** Begin DATA **

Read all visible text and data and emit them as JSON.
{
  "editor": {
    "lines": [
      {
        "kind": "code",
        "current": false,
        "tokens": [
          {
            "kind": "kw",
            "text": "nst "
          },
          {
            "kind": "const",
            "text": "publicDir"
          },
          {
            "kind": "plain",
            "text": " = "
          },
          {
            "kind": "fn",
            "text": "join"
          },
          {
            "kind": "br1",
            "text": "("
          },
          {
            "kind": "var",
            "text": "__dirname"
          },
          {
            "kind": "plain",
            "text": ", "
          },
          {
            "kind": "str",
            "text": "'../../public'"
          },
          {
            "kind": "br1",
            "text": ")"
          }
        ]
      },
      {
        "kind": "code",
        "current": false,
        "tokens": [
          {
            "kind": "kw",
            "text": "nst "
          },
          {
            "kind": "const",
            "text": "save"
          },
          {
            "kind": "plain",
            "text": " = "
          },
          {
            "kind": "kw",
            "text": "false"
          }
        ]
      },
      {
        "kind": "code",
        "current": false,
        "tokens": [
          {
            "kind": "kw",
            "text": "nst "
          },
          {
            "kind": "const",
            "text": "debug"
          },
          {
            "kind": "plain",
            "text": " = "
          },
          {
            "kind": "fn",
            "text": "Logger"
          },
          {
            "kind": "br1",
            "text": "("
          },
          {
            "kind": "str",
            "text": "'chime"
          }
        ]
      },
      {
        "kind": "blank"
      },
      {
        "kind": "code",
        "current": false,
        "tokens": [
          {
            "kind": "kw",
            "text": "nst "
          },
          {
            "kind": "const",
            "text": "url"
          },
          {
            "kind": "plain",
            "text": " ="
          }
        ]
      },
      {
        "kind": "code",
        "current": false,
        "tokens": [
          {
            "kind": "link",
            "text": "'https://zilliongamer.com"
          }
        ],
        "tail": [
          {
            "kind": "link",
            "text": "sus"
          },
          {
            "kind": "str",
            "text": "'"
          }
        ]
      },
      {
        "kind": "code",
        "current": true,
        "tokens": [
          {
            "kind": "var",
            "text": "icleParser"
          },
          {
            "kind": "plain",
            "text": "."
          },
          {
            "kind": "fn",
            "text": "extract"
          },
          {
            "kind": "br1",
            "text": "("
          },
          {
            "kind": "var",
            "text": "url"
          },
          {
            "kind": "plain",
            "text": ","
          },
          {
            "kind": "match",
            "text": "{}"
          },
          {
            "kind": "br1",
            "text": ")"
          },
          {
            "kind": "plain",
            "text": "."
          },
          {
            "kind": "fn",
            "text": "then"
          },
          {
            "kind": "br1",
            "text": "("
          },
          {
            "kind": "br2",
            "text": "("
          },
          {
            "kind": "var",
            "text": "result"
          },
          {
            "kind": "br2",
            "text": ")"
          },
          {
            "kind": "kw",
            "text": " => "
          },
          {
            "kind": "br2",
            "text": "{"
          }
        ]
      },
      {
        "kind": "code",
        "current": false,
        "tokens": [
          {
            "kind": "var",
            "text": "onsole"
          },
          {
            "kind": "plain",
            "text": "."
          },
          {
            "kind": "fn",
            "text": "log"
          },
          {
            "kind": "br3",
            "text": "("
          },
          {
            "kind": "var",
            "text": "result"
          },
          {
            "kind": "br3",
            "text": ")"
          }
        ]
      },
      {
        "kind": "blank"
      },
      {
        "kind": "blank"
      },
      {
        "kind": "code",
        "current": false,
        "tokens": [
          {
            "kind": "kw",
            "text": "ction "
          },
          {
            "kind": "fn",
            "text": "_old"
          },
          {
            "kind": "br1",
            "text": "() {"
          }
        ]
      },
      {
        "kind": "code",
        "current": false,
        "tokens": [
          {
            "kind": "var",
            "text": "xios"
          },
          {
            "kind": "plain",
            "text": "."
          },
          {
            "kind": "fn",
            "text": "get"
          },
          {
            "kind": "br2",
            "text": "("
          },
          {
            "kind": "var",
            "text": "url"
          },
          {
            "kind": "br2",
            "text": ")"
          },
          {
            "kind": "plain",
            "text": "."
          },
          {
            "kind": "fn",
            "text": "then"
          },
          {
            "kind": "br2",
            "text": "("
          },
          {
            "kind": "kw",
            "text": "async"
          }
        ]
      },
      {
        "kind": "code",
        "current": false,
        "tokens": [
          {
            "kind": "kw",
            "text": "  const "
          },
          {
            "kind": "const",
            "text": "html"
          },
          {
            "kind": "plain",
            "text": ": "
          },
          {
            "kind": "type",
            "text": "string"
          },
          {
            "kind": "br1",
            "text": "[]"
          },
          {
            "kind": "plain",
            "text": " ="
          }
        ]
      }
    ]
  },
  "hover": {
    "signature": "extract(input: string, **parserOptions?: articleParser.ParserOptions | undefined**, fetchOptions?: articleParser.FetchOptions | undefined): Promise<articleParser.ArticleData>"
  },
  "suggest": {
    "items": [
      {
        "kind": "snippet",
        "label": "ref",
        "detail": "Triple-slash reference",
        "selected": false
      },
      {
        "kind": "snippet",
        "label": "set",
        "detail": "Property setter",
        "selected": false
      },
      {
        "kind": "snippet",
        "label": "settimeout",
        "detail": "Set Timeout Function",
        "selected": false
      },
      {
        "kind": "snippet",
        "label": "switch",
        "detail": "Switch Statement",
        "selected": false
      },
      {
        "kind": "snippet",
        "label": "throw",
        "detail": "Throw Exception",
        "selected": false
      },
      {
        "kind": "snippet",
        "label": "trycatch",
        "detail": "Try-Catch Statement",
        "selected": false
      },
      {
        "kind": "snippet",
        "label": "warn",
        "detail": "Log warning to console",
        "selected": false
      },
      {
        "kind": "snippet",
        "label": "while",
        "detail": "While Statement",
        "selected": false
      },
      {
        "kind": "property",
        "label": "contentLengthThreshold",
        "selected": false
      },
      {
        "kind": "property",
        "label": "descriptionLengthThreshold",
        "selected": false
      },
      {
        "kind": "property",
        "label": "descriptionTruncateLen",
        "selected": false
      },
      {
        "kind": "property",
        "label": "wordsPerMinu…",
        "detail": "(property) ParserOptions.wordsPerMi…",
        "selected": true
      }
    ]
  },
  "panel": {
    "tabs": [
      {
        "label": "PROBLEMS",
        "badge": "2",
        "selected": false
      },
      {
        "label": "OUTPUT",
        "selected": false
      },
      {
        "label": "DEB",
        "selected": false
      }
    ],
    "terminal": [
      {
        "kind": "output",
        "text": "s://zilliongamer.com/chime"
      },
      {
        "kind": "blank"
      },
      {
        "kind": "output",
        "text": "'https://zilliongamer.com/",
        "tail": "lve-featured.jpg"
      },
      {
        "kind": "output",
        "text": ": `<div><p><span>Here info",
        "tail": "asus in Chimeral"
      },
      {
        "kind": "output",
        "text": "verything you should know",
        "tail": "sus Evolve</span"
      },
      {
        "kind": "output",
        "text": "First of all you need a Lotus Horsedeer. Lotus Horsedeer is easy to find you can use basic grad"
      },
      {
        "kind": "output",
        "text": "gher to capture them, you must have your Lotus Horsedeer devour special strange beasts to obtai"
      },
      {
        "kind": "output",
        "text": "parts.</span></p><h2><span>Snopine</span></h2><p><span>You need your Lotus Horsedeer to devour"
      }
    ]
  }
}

** End DATA **

*WORK TO BE COMPLETED*:
Your task is to repeat the data exactly; please include every line.

*OUTPUT BELOW*:
Read all visible text and data and emit them as JSON.
{
  "editor": {
    "lines": [
      {
        "kind": "code",
        "current": false,
        "tokens": [
          {
            "kind": "kw",
            "text": "nst "
          },
          {
            "kind": "const",
            "text": "publicDir"
          },
          {
            "kind": "plain",
            "text": " = "
          },
          {
            "kind": "fn",
            "text": "join"
          },
          {
            "kind": "br1",
            "text": "("
          },
          {
            "kind": "var",
            "text": "__dirname"
          },
          {
            "kind": "plain",
            "text": ", "
          },
          {
            "kind": "str",
            "text": "'../../public'"
          },
          {
            "kind": "br1",
            "text": ")"
          }
        ]
      },
      {
        "kind": "code",
        "current": false,
        "tokens": [
          {
            "kind": "kw",
            "text": "nst "
          },
          {
            "kind": "const",
            "text": "save"
          },
          {
            "kind": "plain",
            "text": " = "
          },
          {
            "kind": "kw",
            "text": "false"
          }
        ]
      },
      {
        "kind": "code",
        "current": false,
        "tokens": [
          {
            "kind": "kw",
            "text": "nst "
          },
          {
            "kind": "const",
            "text": "debug"
          },
          {
            "kind": "plain",
            "text": " = "
          },
          {
            "kind": "fn",
            "text": "Logger"
          },
          {
            "kind": "br1",
            "text": "("
          },
          {
            "kind": "str",
            "text": "'chime"
          }
        ]
      },
      {
        "kind": "blank"
      },
      {
        "kind": "code",
        "current": false,
        "tokens": [
          {
            "kind": "kw",
            "text": "nst "
          },
          {
            "kind": "const",
            "text": "url"
          },
          {
            "kind": "plain",
            "text": " ="
          }
        ]
      },
      {
        "kind": "code",
        "current": false,
        "tokens": [
          {
            "kind": "link",
            "text": "'https://zilliongamer.com"
          }
        ],
        "tail": [
          {
            "kind": "link",
            "text": "sus"
          },
          {
            "kind": "str",
            "text": "'"
          }
        ]
      },
      {
        "kind": "code",
        "current": true,
        "tokens": [
          {
            "kind": "var",
            "text": "icleParser"
          },
          {
            "kind": "plain",
            "text": "."
          },
          {
            "kind": "fn",
            "text": "extract"
          },
          {
            "kind": "br1",
            "text": "("
          },
          {
            "kind": "var",
            "text": "url"
          },
          {
            "kind": "plain",
            "text": ","
          },
          {
            "kind": "match",
            "text": "{}"
          },
          {
            "kind": "br1",
            "text": ")"
          },
          {
            "kind": "plain",
            "text": "."
          },
          {
            "kind": "fn",
            "text": "then"
          },
          {
            "kind": "br1",
            "text": "("
          },
          {
            "kind": "br2",
            "text": "("
          },
          {
            "kind": "var",
            "text": "result"
          },
          {
            "kind": "br2",
            "text": ")"
          },
          {
            "kind": "kw",
            "text": " => "
          },
          {
            "kind": "br2",
            "text": "{"
          }
        ]
      },
      {
        "kind": "code",
        "current": false,
        "tokens": [
          {
            "kind": "var",
            "text": "onsole"
          },
          {
            "kind": "plain",
            "text": "."
          },
          {
            "kind": "fn",
            "text": "log"
          },
          {
            "kind": "br3",
            "text": "("
          },
          {
            "kind": "var",
            "text": "result"
          },
          {
            "kind": "br3",
            "text": ")"
          }
        ]
      },
      {
        "kind": "blank"
      },
      {
        "kind": "blank"
      },
      {
        "kind": "code",
        "current": false,
        "tokens": [
          {
            "kind": "kw",
            "text": "ction "
          },
          {
            "kind": "fn",
            "text": "_old"
          },
          {
            "kind": "br1",
            "text": "() {"
          }
        ]
      },
      {
        "kind": "code",
        "current": false,
        "tokens": [
          {
            "kind": "var",
            "text": "xios"
          },
          {
            "kind": "plain",
            "text": "."
          },
          {
            "kind": "fn",
            "text": "get"
          },
          {
            "kind": "br2",
            "text": "("
          },
          {
            "kind": "var",
            "text": "url"
          },
          {
            "kind": "br2",
            "text": ")"
          },
          {
            "kind": "plain",
            "text": "."
          },
          {
            "kind": "fn",
            "text": "then"
          },
          {
            "kind": "br2",
            "text": "("
          },
          {
            "kind": "kw",
            "text": "async"
          }
        ]
      },
      {
        "kind": "code",
        "current": false,
        "tokens": [
          {
            "kind": "kw",
            "text": "  const "
          },
          {
            "kind": "const",
            "text": "html"
          },
          {
            "kind": "plain",
            "text": ": "
          },
          {
            "kind": "type",
            "text": "string"
          },
          {
            "kind": "br1",
            "text": "[]"
          },
          {
            "kind": "plain",
            "text": " ="
          }
        ]
      }
    ]
  },
  "hover": {
    "signature": "extract(input: string, **parserOptions?: articleParser.ParserOptions | undefined**, fetchOptions?: articleParser.FetchOptions | undefined): Promise<articleParser.ArticleData>"
  },
  "suggest": {
    "items": [
      {
        "kind": "snippet",
        "label": "ref",
        "detail": "Triple-slash reference",
        "selected": false
      },
      {
        "kind": "snippet",
        "label": "set",
        "detail": "Property setter",
        "selected": false
      },
      {
        "kind": "snippet",
        "label": "settimeout",
        "detail": "Set Timeout Function",
        "selected": false
      },
      {
        "kind": "snippet",
        "label": "switch",
        "detail": "Switch Statement",
        "selected": false
      },
      {
        "kind": "snippet",
        "label": "throw",
        "detail": "Throw Exception",
        "selected": false
      },
      {
        "kind": "snippet",
        "label": "trycatch",
        "detail": "Try-Catch Statement",
        "selected": false
      },
      {
        "kind": "snippet",
        "label": "warn",
        "detail": "Log warning to console",
        "selected": false
      },
      {
        "kind": "snippet",
        "label": "while",
        "detail": "While Statement",
        "selected": false
      },
      {
        "kind": "property",
        "label": "contentLengthThreshold",
        "selected": false
      },
      {
        "kind": "property",
        "label": "descriptionLengthThreshold",
        "selected": false
      },
      {
        "kind": "property",
        "label": "descriptionTruncateLen",
        "selected": false
      },
      {
        "kind": "property",
        "label": "wordsPerMinu…",
        "detail": "(property) ParserOptions.wordsPerMi…",
        "selected": true
      }
    ]
  },
  "panel": {
    "tabs": [
      {
        "label": "PROBLEMS",
        "badge": "2",
        "selected": false
      },
      {
        "label": "OUTPUT",
        "selected": false
      },
      {
        "label": "DEB",
        "selected": false
      }
    ],
    "terminal": [
      {
        "kind": "output",
        "text": "s://zilliongamer.com/chime"
      },
      {
        "kind": "blank"
      },
      {
        "kind": "output",
        "text": "'https://zilliongamer.com/",
        "tail": "lve-featured.jpg"
      },
      {
        "kind": "output",
        "text": ": `<div><p><span>Here info",
        "tail": "asus in Chimeral"
      },
      {
        "kind": "output",
        "text": "verything you should know",
        "tail": "sus Evolve</span"
      },
      {
        "kind": "output",
        "text": "First of all you need a Lotus Horsedeer. Lotus Horsedeer is easy to find you can use basic grad"
      },
      {
        "kind": "output",
        "text": "gher to capture them, you must have your Lotus Horsedeer devour special strange beasts to obtai"
      },
      {
        "kind": "output",
        "text": "parts.</span></p><h2><span>Snopine</span></h2><p><span>You need your Lotus Horsedeer to devour"
      }
    ]
  }
}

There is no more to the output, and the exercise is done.